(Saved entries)
☆ ☆ ☆ ☆ ☆ ☆ ☆

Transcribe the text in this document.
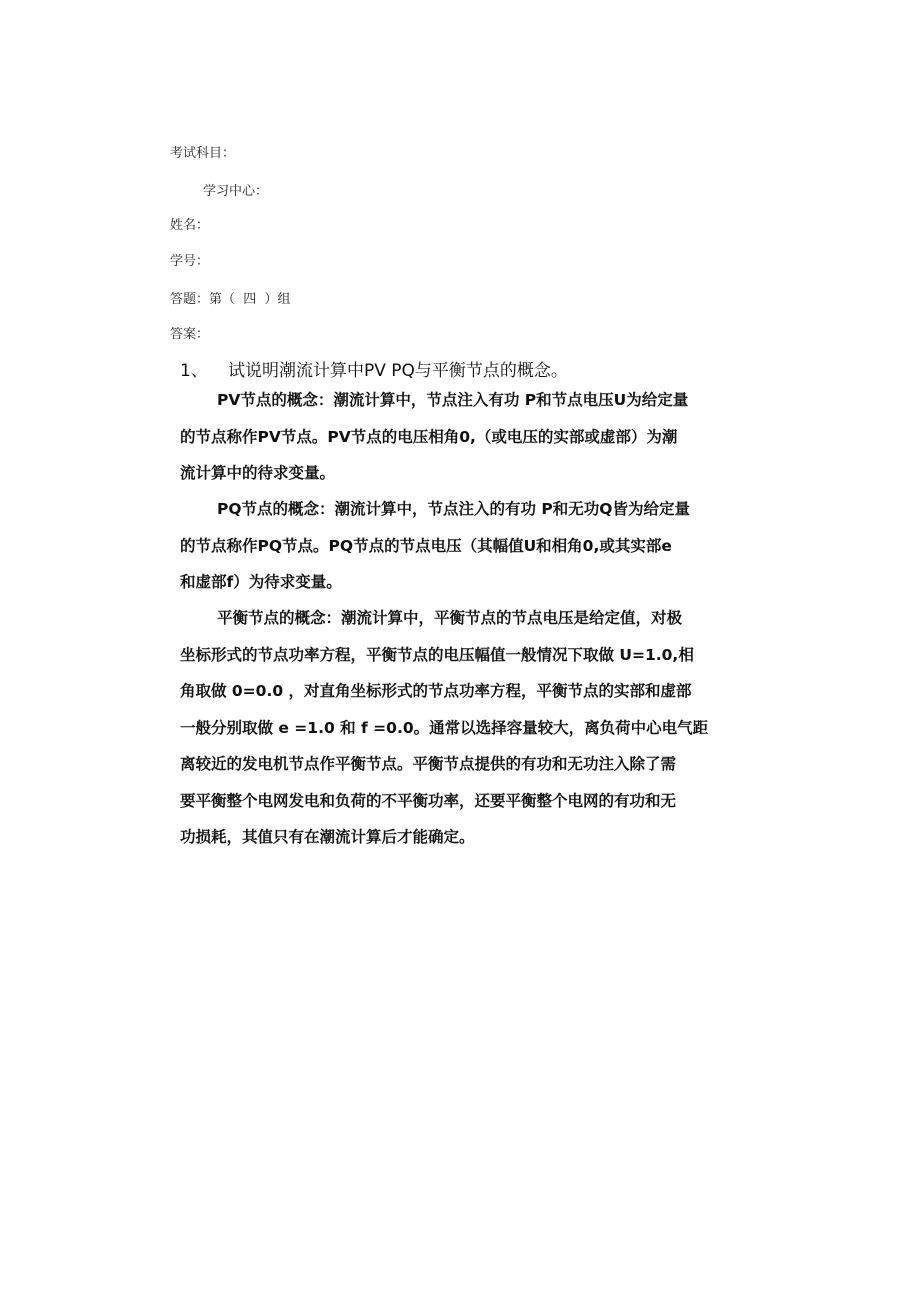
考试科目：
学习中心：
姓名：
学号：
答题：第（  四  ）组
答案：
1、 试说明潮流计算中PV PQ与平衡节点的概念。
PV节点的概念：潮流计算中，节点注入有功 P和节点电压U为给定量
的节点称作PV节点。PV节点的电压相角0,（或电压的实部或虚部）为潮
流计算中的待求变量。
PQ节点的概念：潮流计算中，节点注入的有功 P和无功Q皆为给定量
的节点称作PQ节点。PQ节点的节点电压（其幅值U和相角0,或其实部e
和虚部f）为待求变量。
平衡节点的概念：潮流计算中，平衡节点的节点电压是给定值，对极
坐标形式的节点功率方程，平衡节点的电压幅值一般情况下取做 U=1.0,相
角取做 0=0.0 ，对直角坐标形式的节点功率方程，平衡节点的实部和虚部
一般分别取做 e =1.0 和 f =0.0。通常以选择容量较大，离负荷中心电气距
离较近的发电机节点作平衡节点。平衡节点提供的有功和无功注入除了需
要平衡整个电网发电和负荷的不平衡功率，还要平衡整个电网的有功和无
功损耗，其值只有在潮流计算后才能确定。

☆ ☆ ☆ ☆ ☆ ☆ ☆

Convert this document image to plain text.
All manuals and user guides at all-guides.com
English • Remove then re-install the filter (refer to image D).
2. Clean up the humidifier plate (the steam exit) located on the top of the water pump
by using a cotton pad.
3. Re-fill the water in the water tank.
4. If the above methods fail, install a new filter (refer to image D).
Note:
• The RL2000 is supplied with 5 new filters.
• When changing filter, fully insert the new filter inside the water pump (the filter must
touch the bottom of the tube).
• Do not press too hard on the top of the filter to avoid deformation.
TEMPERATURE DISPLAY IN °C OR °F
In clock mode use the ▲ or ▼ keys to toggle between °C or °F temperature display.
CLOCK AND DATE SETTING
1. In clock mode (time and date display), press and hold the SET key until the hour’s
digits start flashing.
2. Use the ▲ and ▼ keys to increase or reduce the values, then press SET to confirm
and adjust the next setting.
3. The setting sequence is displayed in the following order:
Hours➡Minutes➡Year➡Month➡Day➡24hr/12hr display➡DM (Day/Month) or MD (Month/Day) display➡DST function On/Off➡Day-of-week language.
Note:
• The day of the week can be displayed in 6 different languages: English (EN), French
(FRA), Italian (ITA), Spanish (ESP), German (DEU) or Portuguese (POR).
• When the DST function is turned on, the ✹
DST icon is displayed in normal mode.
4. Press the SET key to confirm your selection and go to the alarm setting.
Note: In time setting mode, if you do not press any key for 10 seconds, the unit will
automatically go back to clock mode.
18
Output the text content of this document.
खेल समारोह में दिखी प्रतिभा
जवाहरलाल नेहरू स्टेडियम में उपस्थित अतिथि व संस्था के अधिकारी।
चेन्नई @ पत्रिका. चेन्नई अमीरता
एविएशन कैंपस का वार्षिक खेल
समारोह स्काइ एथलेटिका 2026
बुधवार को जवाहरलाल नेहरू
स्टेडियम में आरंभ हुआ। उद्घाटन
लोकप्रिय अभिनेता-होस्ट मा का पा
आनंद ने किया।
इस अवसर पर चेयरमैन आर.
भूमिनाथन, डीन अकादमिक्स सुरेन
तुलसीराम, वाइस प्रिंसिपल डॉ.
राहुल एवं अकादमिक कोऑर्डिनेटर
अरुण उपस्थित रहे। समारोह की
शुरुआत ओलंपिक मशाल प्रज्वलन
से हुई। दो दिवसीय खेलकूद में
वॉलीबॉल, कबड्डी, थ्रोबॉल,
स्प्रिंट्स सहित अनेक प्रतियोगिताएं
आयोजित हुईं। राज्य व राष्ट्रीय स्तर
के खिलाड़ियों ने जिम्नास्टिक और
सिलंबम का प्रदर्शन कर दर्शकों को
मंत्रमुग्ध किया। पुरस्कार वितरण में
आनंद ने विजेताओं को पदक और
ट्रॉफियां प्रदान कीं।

☆ ☆ ☆ ☆ ☆ ☆ ☆

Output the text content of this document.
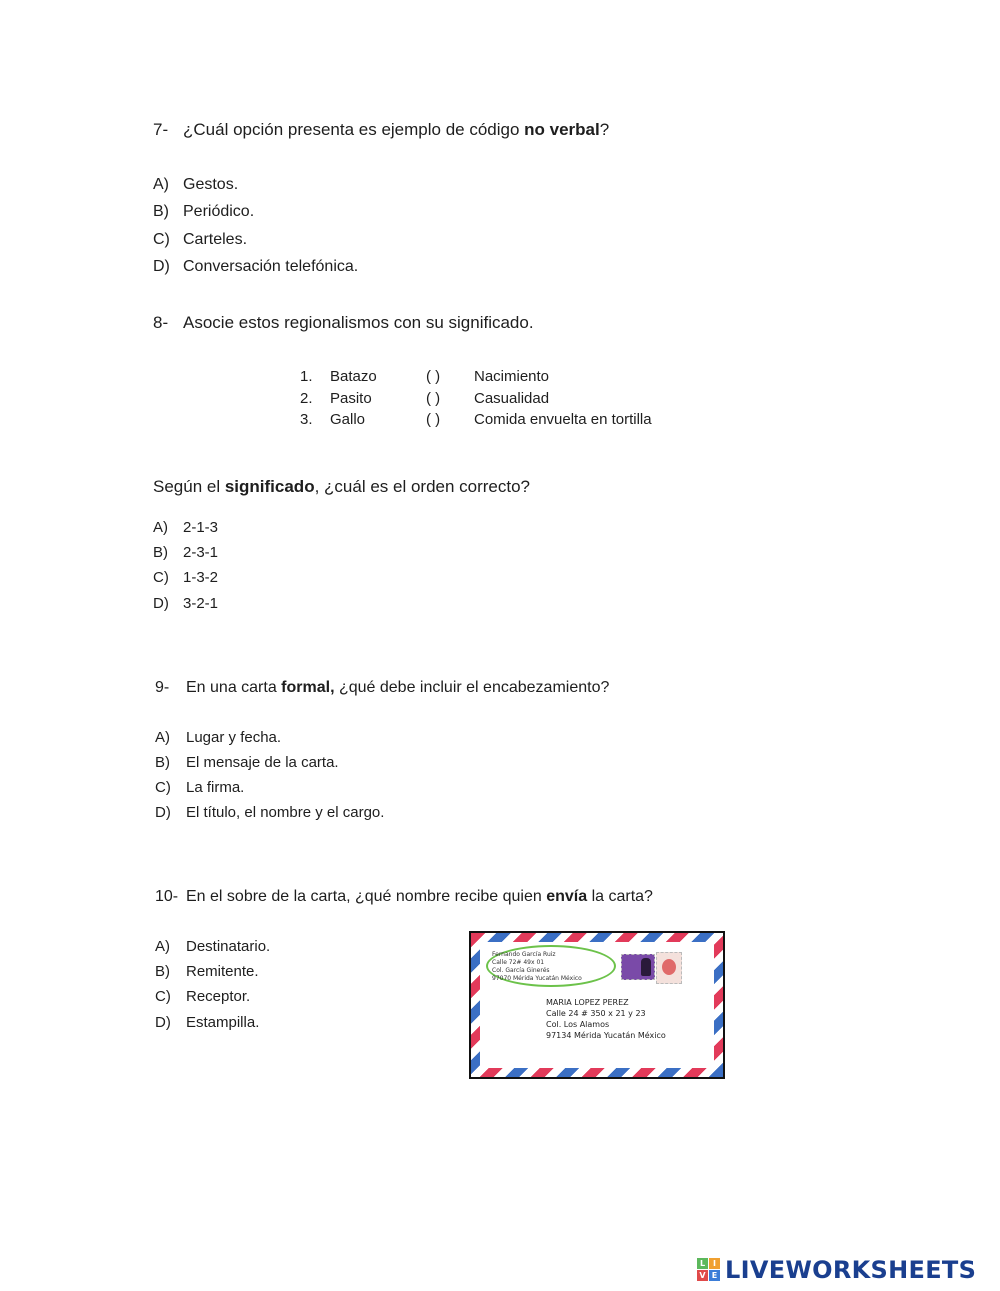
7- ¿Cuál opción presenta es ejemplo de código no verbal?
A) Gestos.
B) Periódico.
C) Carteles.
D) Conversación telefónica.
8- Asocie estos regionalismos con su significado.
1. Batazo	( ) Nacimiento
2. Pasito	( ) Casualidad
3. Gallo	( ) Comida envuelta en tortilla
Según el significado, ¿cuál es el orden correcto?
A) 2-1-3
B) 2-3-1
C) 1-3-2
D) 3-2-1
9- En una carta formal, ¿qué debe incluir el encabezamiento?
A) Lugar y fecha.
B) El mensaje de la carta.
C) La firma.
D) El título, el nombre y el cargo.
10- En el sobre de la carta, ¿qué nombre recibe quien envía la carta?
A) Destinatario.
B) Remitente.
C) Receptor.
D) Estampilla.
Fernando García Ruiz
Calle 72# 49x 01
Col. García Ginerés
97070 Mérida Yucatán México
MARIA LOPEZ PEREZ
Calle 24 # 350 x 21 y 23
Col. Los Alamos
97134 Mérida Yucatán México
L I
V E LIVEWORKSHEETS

☆ ☆ ☆ ☆ ☆ ☆ ☆

Find every line in the records that has the string "carta", then state how many there are and nothing else.

(Expected output): 3